The data:
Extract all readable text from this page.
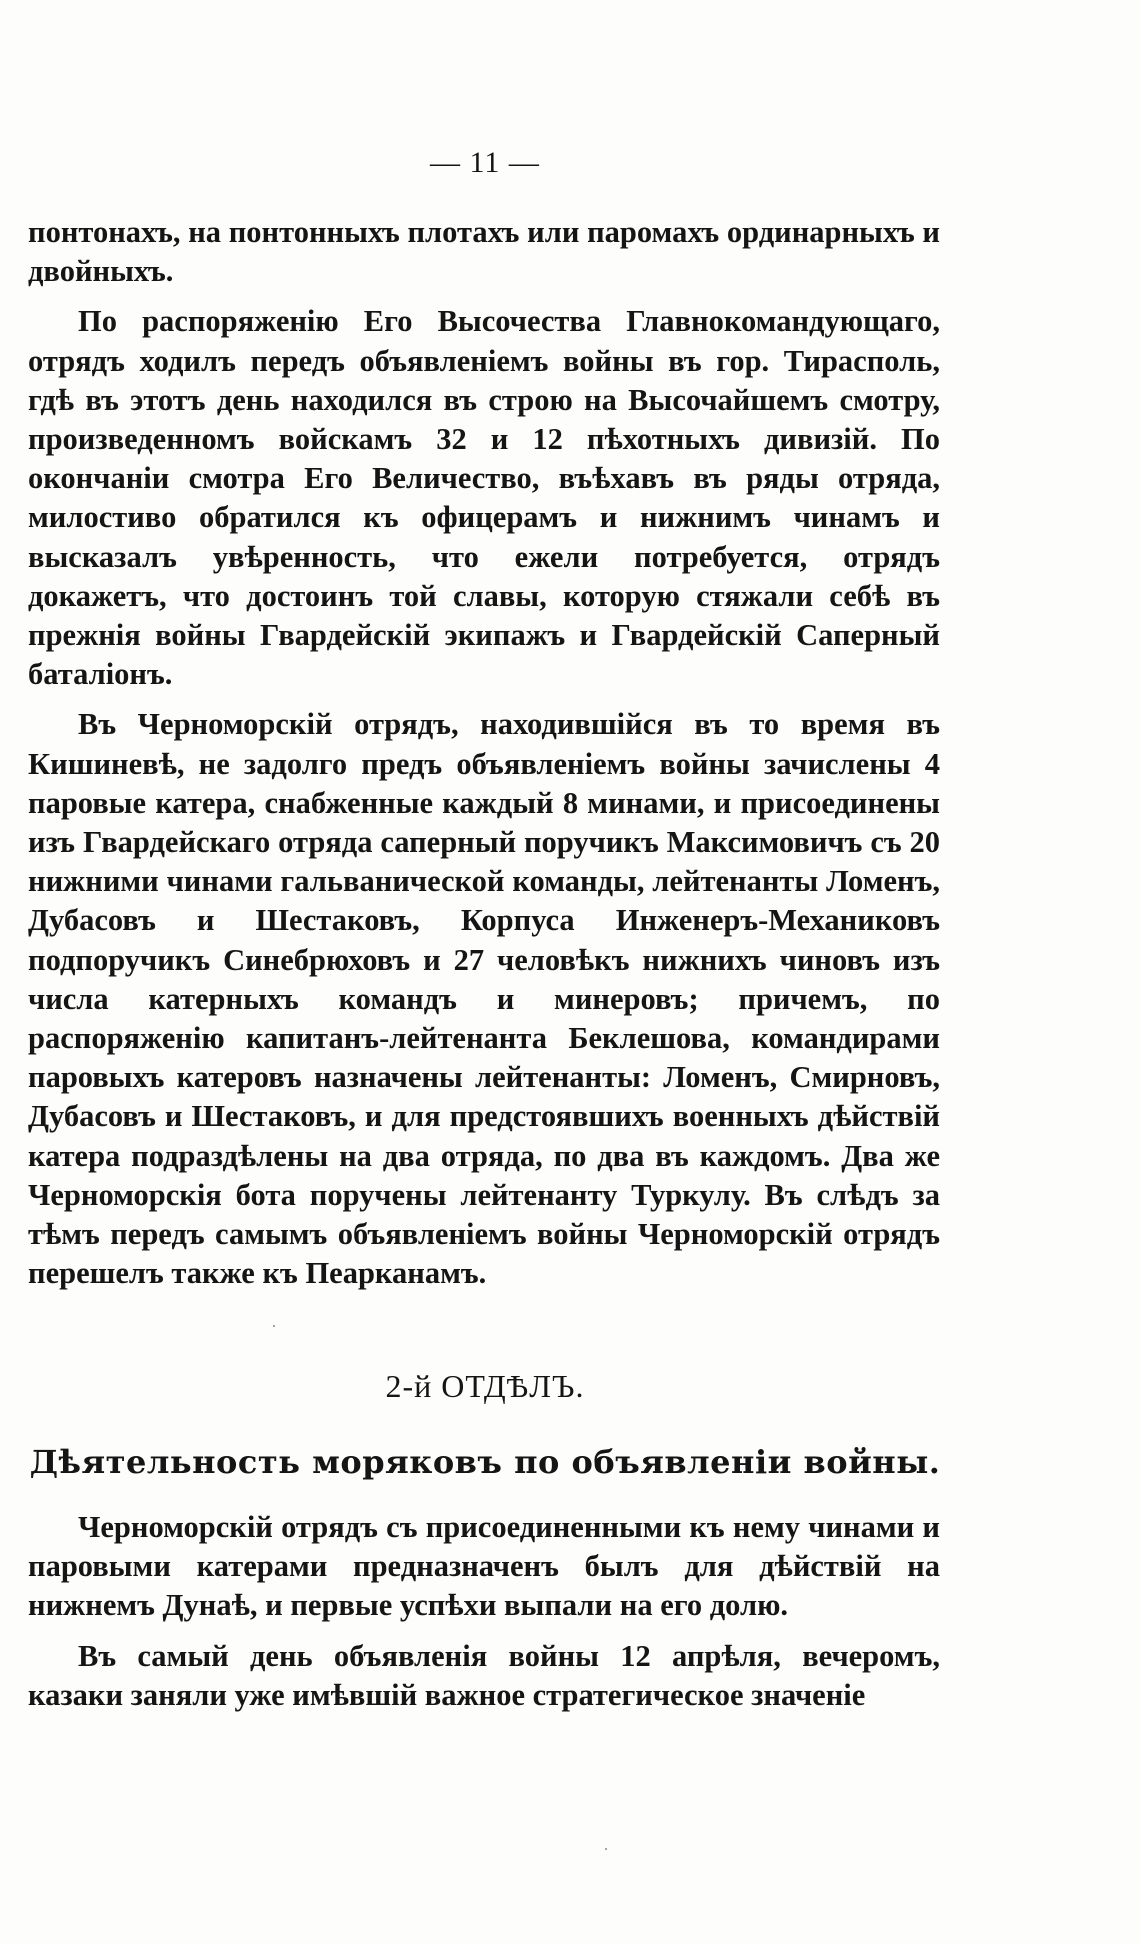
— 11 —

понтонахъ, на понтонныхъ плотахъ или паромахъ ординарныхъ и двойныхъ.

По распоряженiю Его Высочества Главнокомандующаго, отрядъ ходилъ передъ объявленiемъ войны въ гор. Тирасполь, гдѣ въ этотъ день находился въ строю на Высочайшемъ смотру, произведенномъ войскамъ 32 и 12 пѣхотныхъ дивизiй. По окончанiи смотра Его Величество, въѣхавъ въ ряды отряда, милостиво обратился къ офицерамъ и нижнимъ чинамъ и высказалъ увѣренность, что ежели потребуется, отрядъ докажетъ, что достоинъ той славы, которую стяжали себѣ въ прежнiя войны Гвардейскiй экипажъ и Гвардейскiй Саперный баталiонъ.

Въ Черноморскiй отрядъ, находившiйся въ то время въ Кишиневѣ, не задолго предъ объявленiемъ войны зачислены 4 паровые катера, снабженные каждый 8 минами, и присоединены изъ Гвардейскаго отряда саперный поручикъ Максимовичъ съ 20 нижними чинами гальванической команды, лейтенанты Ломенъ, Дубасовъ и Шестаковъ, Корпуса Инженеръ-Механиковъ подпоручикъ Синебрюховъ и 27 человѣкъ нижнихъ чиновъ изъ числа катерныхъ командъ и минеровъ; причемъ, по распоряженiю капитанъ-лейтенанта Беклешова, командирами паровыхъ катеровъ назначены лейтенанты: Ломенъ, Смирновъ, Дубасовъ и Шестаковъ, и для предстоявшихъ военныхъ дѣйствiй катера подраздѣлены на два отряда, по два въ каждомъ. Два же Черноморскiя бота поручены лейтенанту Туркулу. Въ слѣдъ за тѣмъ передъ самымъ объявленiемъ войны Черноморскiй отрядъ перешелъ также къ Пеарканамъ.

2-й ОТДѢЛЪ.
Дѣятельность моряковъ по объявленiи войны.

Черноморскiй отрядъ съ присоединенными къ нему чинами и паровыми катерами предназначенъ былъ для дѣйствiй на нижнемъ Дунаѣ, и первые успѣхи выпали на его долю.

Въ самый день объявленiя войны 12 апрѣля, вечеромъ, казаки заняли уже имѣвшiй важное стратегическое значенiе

Aim: Copy every line of the listing containing the string "Черноморскiй".

Exercise result:
Въ Черноморскiй отрядъ, находившiйся въ то время въ Кишиневѣ, не задолго предъ объявленiемъ войны зачислены 4 паровые катера, снабженные каждый 8 минами, и присоединены изъ Гвардейскаго отряда саперный поручикъ Максимовичъ съ 20 нижними чинами гальванической команды, лейтенанты Ломенъ, Дубасовъ и Шестаковъ, Корпуса Инженеръ-Механиковъ подпоручикъ Синебрюховъ и 27 человѣкъ нижнихъ чиновъ изъ числа катерныхъ командъ и минеровъ; причемъ, по распоряженiю капитанъ-лейтенанта Беклешова, командирами паровыхъ катеровъ назначены лейтенанты: Ломенъ, Смирновъ, Дубасовъ и Шестаковъ, и для предстоявшихъ военныхъ дѣйствiй катера подраздѣлены на два отряда, по два въ каждомъ. Два же Черноморскiя бота поручены лейтенанту Туркулу. Въ слѣдъ за тѣмъ передъ самымъ объявленiемъ войны Черноморскiй отрядъ перешелъ также къ Пеарканамъ.
Черноморскiй отрядъ съ присоединенными къ нему чинами и паровыми катерами предназначенъ былъ для дѣйствiй на нижнемъ Дунаѣ, и первые успѣхи выпали на его долю.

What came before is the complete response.